==== Supplied material ====

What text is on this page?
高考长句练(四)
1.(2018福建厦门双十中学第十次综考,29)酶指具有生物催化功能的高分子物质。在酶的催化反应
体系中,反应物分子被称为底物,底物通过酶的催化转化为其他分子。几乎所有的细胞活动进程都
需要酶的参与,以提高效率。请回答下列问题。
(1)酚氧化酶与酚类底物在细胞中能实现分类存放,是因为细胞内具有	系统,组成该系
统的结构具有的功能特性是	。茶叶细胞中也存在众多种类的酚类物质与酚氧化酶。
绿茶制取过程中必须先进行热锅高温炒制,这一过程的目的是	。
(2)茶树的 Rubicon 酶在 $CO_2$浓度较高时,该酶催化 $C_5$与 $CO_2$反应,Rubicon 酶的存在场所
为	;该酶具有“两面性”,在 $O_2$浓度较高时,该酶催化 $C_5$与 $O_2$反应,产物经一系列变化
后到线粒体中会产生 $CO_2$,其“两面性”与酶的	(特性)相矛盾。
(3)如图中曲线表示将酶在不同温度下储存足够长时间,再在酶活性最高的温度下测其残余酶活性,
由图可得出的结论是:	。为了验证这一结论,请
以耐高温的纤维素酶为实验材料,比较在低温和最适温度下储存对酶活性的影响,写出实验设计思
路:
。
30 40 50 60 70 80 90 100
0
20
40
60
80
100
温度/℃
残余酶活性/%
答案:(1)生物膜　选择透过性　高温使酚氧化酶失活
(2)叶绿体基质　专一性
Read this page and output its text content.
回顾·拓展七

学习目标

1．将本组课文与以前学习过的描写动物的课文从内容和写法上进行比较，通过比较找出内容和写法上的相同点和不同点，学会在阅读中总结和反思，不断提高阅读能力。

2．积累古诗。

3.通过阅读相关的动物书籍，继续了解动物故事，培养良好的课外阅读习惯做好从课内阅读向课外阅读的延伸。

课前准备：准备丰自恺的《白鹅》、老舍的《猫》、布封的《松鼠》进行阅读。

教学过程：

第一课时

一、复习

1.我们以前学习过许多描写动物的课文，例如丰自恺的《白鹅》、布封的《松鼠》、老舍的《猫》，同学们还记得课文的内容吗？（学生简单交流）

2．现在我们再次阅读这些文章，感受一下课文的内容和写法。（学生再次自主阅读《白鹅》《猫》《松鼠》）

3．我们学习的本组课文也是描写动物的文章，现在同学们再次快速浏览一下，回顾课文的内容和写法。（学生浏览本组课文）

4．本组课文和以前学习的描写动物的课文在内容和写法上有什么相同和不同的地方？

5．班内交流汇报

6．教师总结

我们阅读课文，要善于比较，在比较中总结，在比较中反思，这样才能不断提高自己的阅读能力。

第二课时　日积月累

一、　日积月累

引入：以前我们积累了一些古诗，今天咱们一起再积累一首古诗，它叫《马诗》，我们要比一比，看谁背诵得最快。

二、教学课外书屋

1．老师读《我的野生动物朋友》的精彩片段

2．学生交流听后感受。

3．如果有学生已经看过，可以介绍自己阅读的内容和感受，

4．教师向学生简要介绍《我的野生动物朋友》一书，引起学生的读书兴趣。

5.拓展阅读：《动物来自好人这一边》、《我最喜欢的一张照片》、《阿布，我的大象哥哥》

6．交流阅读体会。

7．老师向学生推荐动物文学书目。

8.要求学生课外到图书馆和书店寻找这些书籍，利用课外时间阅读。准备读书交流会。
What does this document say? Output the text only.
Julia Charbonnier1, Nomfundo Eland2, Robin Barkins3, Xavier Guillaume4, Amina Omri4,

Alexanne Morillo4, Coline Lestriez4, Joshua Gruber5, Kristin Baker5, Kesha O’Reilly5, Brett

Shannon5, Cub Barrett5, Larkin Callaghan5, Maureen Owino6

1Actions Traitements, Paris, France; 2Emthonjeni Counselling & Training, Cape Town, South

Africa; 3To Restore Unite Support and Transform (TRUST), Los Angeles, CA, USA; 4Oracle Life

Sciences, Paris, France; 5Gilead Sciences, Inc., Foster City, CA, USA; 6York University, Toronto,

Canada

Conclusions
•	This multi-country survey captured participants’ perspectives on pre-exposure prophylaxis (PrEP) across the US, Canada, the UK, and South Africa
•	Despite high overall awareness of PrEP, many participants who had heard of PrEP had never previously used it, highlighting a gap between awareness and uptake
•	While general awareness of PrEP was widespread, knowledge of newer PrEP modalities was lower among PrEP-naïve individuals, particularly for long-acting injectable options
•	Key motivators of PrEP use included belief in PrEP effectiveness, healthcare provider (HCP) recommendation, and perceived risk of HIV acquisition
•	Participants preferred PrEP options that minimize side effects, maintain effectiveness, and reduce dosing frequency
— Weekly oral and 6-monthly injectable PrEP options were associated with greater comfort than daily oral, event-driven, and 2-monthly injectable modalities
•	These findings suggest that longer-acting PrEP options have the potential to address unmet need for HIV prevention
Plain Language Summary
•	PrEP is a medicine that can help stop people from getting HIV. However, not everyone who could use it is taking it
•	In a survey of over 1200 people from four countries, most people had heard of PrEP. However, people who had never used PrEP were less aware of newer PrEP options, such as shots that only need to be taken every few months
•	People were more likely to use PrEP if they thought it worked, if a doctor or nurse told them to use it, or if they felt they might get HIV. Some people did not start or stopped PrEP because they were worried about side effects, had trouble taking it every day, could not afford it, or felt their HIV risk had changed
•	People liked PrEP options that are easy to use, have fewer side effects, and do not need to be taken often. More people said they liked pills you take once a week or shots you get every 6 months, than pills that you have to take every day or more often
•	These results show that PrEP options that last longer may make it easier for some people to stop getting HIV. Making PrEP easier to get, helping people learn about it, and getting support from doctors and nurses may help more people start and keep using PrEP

====

Prompt. In the lines above, locate the string "shots". Copy every line where it occurs.

Answer.
•	In a survey of over 1200 people from four countries, most people had heard of PrEP. However, people who had never used PrEP were less aware of newer PrEP options, such as shots that only need to be taken every few months
•	People liked PrEP options that are easy to use, have fewer side effects, and do not need to be taken often. More people said they liked pills you take once a week or shots you get every 6 months, than pills that you have to take every day or more often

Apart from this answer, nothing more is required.